**What is expected**
Make an exact copy of each entry, leaving out every picture.

**Data supplied**
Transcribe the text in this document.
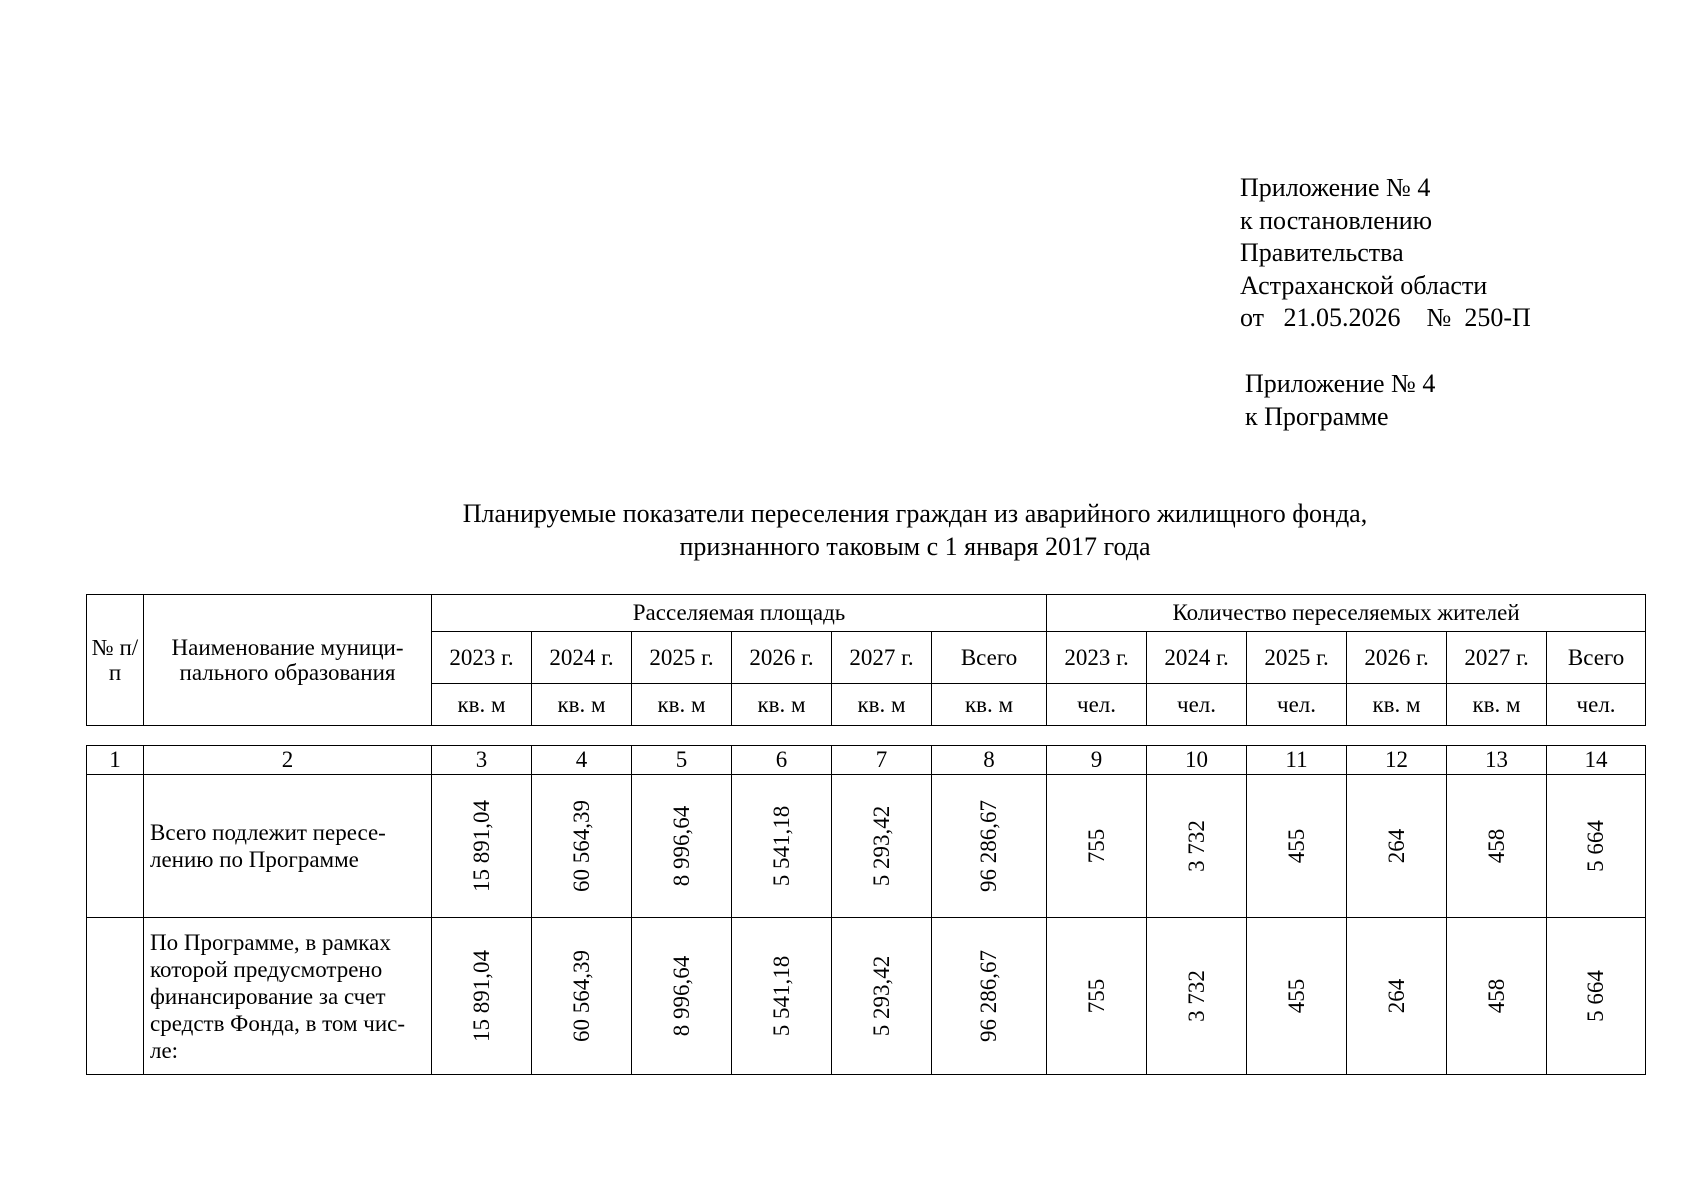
Приложение № 4
к постановлению
Правительства
Астраханской области
от   21.05.2026    №  250-П
Приложение № 4
к Программе
Планируемые показатели переселения граждан из аварийного жилищного фонда,
признанного таковым с 1 января 2017 года
№ п/п	Наименование муници-пального образования	Расселяемая площадь						Количество переселяемых жителей					
		2023 г.	2024 г.	2025 г.	2026 г.	2027 г.	Всего	2023 г.	2024 г.	2025 г.	2026 г.	2027 г.	Всего
		кв. м	кв. м	кв. м	кв. м	кв. м	кв. м	чел.	чел.	чел.	кв. м	кв. м	чел.
1	2	3	4	5	6	7	8	9	10	11	12	13	14
	Всего подлежит пересе-лению по Программе	15 891,04	60 564,39	8 996,64	5 541,18	5 293,42	96 286,67	755	3 732	455	264	458	5 664

	По Программе, в рамках которой предусмотрено финансирование за счет средств Фонда, в том чис-ле:	15 891,04	60 564,39	8 996,64	5 541,18	5 293,42	96 286,67	755	3 732	455	264	458	5 664
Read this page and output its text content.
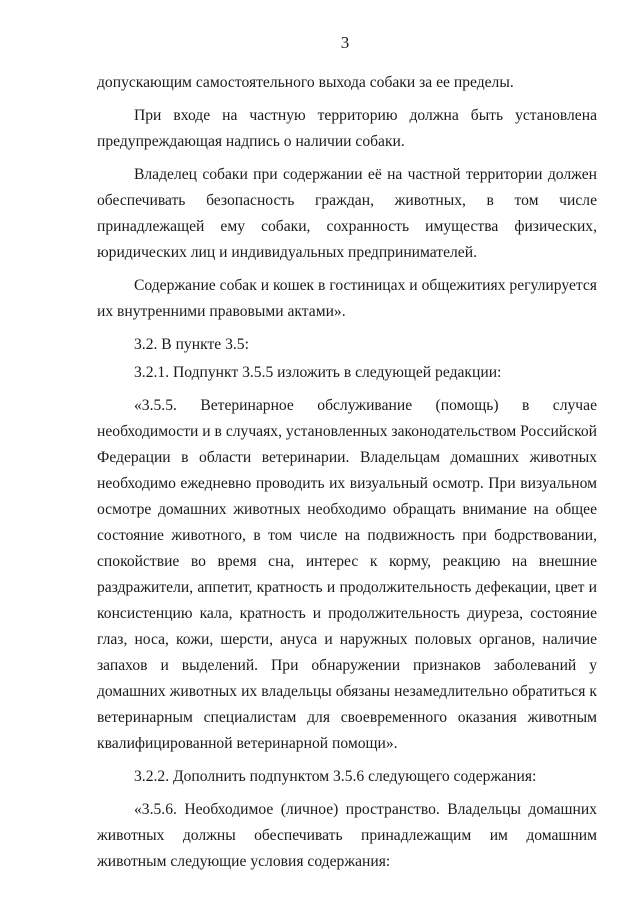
3

допускающим самостоятельного выхода собаки за ее пределы.

При входе на частную территорию должна быть установлена предупреждающая надпись о наличии собаки.

Владелец собаки при содержании её на частной территории должен обеспечивать безопасность граждан, животных, в том числе принадлежащей ему собаки, сохранность имущества физических, юридических лиц и индивидуальных предпринимателей.

Содержание собак и кошек в гостиницах и общежитиях регулируется их внутренними правовыми актами».

3.2. В пункте 3.5:

3.2.1. Подпункт 3.5.5 изложить в следующей редакции:

«3.5.5. Ветеринарное обслуживание (помощь) в случае необходимости и в случаях, установленных законодательством Российской Федерации в области ветеринарии. Владельцам домашних животных необходимо ежедневно проводить их визуальный осмотр. При визуальном осмотре домашних животных необходимо обращать внимание на общее состояние животного, в том числе на подвижность при бодрствовании, спокойствие во время сна, интерес к корму, реакцию на внешние раздражители, аппетит, кратность и продолжительность дефекации, цвет и консистенцию кала, кратность и продолжительность диуреза, состояние глаз, носа, кожи, шерсти, ануса и наружных половых органов, наличие запахов и выделений. При обнаружении признаков заболеваний у домашних животных их владельцы обязаны незамедлительно обратиться к ветеринарным специалистам для своевременного оказания животным квалифицированной ветеринарной помощи».

3.2.2. Дополнить подпунктом 3.5.6 следующего содержания:

«3.5.6. Необходимое (личное) пространство. Владельцы домашних животных должны обеспечивать принадлежащим им домашним животным следующие условия содержания:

**Finished exercise**
Transcribe the text in this document.
Приложение № 4
к постановлению
Правительства
Астраханской области
от   21.05.2026    №  250-П
Приложение № 4
к Программе
Планируемые показатели переселения граждан из аварийного жилищного фонда,
признанного таковым с 1 января 2017 года
№ п/п	Наименование муници-пального образования	Расселяемая площадь						Количество переселяемых жителей					
		2023 г.	2024 г.	2025 г.	2026 г.	2027 г.	Всего	2023 г.	2024 г.	2025 г.	2026 г.	2027 г.	Всего
		кв. м	кв. м	кв. м	кв. м	кв. м	кв. м	чел.	чел.	чел.	кв. м	кв. м	чел.
1	2	3	4	5	6	7	8	9	10	11	12	13	14
	Всего подлежит пересе-лению по Программе	15 891,04	60 564,39	8 996,64	5 541,18	5 293,42	96 286,67	755	3 732	455	264	458	5 664

	По Программе, в рамках которой предусмотрено финансирование за счет средств Фонда, в том чис-ле:	15 891,04	60 564,39	8 996,64	5 541,18	5 293,42	96 286,67	755	3 732	455	264	458	5 664
Read this page and output its text content.
3

допускающим самостоятельного выхода собаки за ее пределы.

При входе на частную территорию должна быть установлена предупреждающая надпись о наличии собаки.

Владелец собаки при содержании её на частной территории должен обеспечивать безопасность граждан, животных, в том числе принадлежащей ему собаки, сохранность имущества физических, юридических лиц и индивидуальных предпринимателей.

Содержание собак и кошек в гостиницах и общежитиях регулируется их внутренними правовыми актами».

3.2. В пункте 3.5:

3.2.1. Подпункт 3.5.5 изложить в следующей редакции:

«3.5.5. Ветеринарное обслуживание (помощь) в случае необходимости и в случаях, установленных законодательством Российской Федерации в области ветеринарии. Владельцам домашних животных необходимо ежедневно проводить их визуальный осмотр. При визуальном осмотре домашних животных необходимо обращать внимание на общее состояние животного, в том числе на подвижность при бодрствовании, спокойствие во время сна, интерес к корму, реакцию на внешние раздражители, аппетит, кратность и продолжительность дефекации, цвет и консистенцию кала, кратность и продолжительность диуреза, состояние глаз, носа, кожи, шерсти, ануса и наружных половых органов, наличие запахов и выделений. При обнаружении признаков заболеваний у домашних животных их владельцы обязаны незамедлительно обратиться к ветеринарным специалистам для своевременного оказания животным квалифицированной ветеринарной помощи».

3.2.2. Дополнить подпунктом 3.5.6 следующего содержания:

«3.5.6. Необходимое (личное) пространство. Владельцы домашних животных должны обеспечивать принадлежащим им домашним животным следующие условия содержания:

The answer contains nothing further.